Saved data entries

----

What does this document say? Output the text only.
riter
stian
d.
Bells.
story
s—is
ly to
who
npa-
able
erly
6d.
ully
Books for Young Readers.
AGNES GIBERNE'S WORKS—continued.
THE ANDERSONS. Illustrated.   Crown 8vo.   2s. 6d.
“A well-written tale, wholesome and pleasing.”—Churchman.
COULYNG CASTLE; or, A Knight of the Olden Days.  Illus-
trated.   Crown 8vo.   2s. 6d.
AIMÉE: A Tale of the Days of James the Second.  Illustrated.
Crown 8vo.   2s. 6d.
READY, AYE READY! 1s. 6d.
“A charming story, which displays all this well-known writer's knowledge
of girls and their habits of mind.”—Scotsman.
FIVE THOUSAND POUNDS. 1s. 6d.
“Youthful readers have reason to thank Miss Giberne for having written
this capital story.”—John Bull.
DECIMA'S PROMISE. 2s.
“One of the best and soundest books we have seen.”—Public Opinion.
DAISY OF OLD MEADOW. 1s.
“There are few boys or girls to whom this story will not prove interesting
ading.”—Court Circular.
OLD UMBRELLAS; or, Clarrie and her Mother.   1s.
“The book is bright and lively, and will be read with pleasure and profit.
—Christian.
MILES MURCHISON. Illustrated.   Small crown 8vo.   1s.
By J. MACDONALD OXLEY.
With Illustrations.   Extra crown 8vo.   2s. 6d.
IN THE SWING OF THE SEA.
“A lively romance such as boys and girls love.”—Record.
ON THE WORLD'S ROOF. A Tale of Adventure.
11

----

What is being asked:
Copy out each line exactly.

Full output:
What does this document say? Output the text only.
riter
stian
d.
Bells.
story
s—is
ly to
who
npa-
able
erly
6d.
ully
Books for Young Readers.
AGNES GIBERNE'S WORKS—continued.
THE ANDERSONS. Illustrated.   Crown 8vo.   2s. 6d.
“A well-written tale, wholesome and pleasing.”—Churchman.
COULYNG CASTLE; or, A Knight of the Olden Days.  Illus-
trated.   Crown 8vo.   2s. 6d.
AIMÉE: A Tale of the Days of James the Second.  Illustrated.
Crown 8vo.   2s. 6d.
READY, AYE READY! 1s. 6d.
“A charming story, which displays all this well-known writer's knowledge
of girls and their habits of mind.”—Scotsman.
FIVE THOUSAND POUNDS. 1s. 6d.
“Youthful readers have reason to thank Miss Giberne for having written
this capital story.”—John Bull.
DECIMA'S PROMISE. 2s.
“One of the best and soundest books we have seen.”—Public Opinion.
DAISY OF OLD MEADOW. 1s.
“There are few boys or girls to whom this story will not prove interesting
ading.”—Court Circular.
OLD UMBRELLAS; or, Clarrie and her Mother.   1s.
“The book is bright and lively, and will be read with pleasure and profit.
—Christian.
MILES MURCHISON. Illustrated.   Small crown 8vo.   1s.
By J. MACDONALD OXLEY.
With Illustrations.   Extra crown 8vo.   2s. 6d.
IN THE SWING OF THE SEA.
“A lively romance such as boys and girls love.”—Record.
ON THE WORLD'S ROOF. A Tale of Adventure.
11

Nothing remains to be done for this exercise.